Excerpts from a figure dataset:
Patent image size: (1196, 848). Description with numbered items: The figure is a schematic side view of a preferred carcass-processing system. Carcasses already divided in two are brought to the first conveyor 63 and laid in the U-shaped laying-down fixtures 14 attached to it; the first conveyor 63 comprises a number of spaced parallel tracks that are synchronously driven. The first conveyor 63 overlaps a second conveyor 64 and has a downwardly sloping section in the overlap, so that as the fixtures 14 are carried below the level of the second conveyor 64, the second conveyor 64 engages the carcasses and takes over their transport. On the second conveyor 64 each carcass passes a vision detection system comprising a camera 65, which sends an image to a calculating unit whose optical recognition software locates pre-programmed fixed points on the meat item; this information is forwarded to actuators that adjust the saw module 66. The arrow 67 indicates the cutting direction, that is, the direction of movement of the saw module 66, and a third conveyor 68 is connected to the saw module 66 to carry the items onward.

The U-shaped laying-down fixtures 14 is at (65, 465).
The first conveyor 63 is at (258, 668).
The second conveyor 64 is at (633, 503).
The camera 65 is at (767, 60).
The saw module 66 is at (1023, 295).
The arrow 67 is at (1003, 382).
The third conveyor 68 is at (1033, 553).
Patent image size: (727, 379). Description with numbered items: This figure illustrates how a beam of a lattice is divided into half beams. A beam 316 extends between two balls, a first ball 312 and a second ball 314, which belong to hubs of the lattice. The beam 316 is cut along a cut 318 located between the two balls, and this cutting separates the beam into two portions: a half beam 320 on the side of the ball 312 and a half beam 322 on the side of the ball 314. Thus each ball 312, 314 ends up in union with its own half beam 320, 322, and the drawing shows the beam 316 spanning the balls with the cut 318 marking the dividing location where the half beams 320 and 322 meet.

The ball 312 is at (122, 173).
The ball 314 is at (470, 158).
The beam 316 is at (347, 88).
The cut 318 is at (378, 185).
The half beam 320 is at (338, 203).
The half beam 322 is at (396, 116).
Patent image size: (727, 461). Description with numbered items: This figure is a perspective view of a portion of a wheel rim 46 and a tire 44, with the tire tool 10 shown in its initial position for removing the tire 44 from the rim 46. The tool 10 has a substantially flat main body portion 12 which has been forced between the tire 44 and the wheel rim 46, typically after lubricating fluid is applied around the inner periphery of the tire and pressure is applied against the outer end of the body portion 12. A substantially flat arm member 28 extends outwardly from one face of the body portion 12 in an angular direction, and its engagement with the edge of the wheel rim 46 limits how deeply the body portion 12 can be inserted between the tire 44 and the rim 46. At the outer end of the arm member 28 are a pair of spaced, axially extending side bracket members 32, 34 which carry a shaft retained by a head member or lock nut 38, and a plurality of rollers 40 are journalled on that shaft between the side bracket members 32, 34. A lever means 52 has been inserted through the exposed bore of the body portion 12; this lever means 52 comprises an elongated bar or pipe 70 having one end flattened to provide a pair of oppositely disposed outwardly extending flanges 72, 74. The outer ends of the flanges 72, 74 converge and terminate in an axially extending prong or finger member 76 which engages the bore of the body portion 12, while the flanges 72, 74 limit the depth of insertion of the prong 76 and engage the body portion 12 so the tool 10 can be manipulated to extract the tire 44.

▶ PROBLEM STATEMENT
Please arrange every line of the records above into a numbered list, leaving out the blank lines.

▶ SOLUTION
1. Patent image size: (1196, 848). Description with numbered items: The figure is a schematic side view of a preferred carcass-processing system. Carcasses already divided in two are brought to the first conveyor 63 and laid in the U-shaped laying-down fixtures 14 attached to it; the first conveyor 63 comprises a number of spaced parallel tracks that are synchronously driven. The first conveyor 63 overlaps a second conveyor 64 and has a downwardly sloping section in the overlap, so that as the fixtures 14 are carried below the level of the second conveyor 64, the second conveyor 64 engages the carcasses and takes over their transport. On the second conveyor 64 each carcass passes a vision detection system comprising a camera 65, which sends an image to a calculating unit whose optical recognition software locates pre-programmed fixed points on the meat item; this information is forwarded to actuators that adjust the saw module 66. The arrow 67 indicates the cutting direction, that is, the direction of movement of the saw module 66, and a third conveyor 68 is connected to the saw module 66 to carry the items onward.
2. The U-shaped laying-down fixtures 14 is at (65, 465).
3. The first conveyor 63 is at (258, 668).
4. The second conveyor 64 is at (633, 503).
5. The camera 65 is at (767, 60).
6. The saw module 66 is at (1023, 295).
7. The arrow 67 is at (1003, 382).
8. The third conveyor 68 is at (1033, 553).
9. Patent image size: (727, 379). Description with numbered items: This figure illustrates how a beam of a lattice is divided into half beams. A beam 316 extends between two balls, a first ball 312 and a second ball 314, which belong to hubs of the lattice. The beam 316 is cut along a cut 318 located between the two balls, and this cutting separates the beam into two portions: a half beam 320 on the side of the ball 312 and a half beam 322 on the side of the ball 314. Thus each ball 312, 314 ends up in union with its own half beam 320, 322, and the drawing shows the beam 316 spanning the balls with the cut 318 marking the dividing location where the half beams 320 and 322 meet.
10. The ball 312 is at (122, 173).
11. The ball 314 is at (470, 158).
12. The beam 316 is at (347, 88).
13. The cut 318 is at (378, 185).
14. The half beam 320 is at (338, 203).
15. The half beam 322 is at (396, 116).
16. Patent image size: (727, 461). Description with numbered items: This figure is a perspective view of a portion of a wheel rim 46 and a tire 44, with the tire tool 10 shown in its initial position for removing the tire 44 from the rim 46. The tool 10 has a substantially flat main body portion 12 which has been forced between the tire 44 and the wheel rim 46, typically after lubricating fluid is applied around the inner periphery of the tire and pressure is applied against the outer end of the body portion 12. A substantially flat arm member 28 extends outwardly from one face of the body portion 12 in an angular direction, and its engagement with the edge of the wheel rim 46 limits how deeply the body portion 12 can be inserted between the tire 44 and the rim 46. At the outer end of the arm member 28 are a pair of spaced, axially extending side bracket members 32, 34 which carry a shaft retained by a head member or lock nut 38, and a plurality of rollers 40 are journalled on that shaft between the side bracket members 32, 34. A lever means 52 has been inserted through the exposed bore of the body portion 12; this lever means 52 comprises an elongated bar or pipe 70 having one end flattened to provide a pair of oppositely disposed outwardly extending flanges 72, 74. The outer ends of the flanges 72, 74 converge and terminate in an axially extending prong or finger member 76 which engages the bore of the body portion 12, while the flanges 72, 74 limit the depth of insertion of the prong 76 and engage the body portion 12 so the tool 10 can be manipulated to extract the tire 44.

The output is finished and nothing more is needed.